### Listed records:
- - - - - - -
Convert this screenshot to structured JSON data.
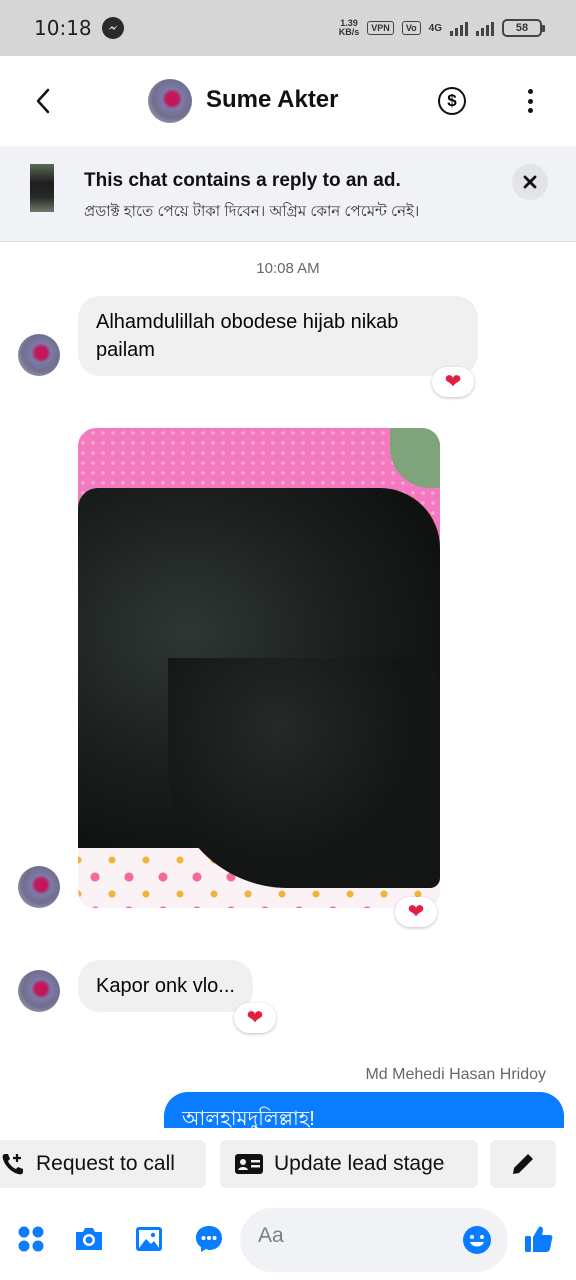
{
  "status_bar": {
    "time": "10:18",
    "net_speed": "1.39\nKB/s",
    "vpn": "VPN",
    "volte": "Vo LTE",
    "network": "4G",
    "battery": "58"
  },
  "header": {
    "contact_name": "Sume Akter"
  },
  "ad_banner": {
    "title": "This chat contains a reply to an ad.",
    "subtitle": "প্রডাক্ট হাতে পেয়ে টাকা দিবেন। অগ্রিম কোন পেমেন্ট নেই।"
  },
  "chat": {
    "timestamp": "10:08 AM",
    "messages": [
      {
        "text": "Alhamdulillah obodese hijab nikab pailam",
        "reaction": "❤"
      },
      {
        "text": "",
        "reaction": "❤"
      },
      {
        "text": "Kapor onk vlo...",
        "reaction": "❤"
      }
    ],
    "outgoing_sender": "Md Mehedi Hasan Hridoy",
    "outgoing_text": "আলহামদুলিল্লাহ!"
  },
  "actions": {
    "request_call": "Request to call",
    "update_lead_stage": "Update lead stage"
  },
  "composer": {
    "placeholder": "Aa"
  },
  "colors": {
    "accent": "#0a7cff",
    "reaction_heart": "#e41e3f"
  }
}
- - - - - - -
### What is being asked:
Reproduce the material in full, word for word, and omit the pictures.

### Exercise result:
Convert this screenshot to structured JSON data.
{
  "status_bar": {
    "time": "10:18",
    "net_speed": "1.39\nKB/s",
    "vpn": "VPN",
    "volte": "Vo LTE",
    "network": "4G",
    "battery": "58"
  },
  "header": {
    "contact_name": "Sume Akter"
  },
  "ad_banner": {
    "title": "This chat contains a reply to an ad.",
    "subtitle": "প্রডাক্ট হাতে পেয়ে টাকা দিবেন। অগ্রিম কোন পেমেন্ট নেই।"
  },
  "chat": {
    "timestamp": "10:08 AM",
    "messages": [
      {
        "text": "Alhamdulillah obodese hijab nikab pailam",
        "reaction": "❤"
      },
      {
        "text": "",
        "reaction": "❤"
      },
      {
        "text": "Kapor onk vlo...",
        "reaction": "❤"
      }
    ],
    "outgoing_sender": "Md Mehedi Hasan Hridoy",
    "outgoing_text": "আলহামদুলিল্লাহ!"
  },
  "actions": {
    "request_call": "Request to call",
    "update_lead_stage": "Update lead stage"
  },
  "composer": {
    "placeholder": "Aa"
  },
  "colors": {
    "accent": "#0a7cff",
    "reaction_heart": "#e41e3f"
  }
}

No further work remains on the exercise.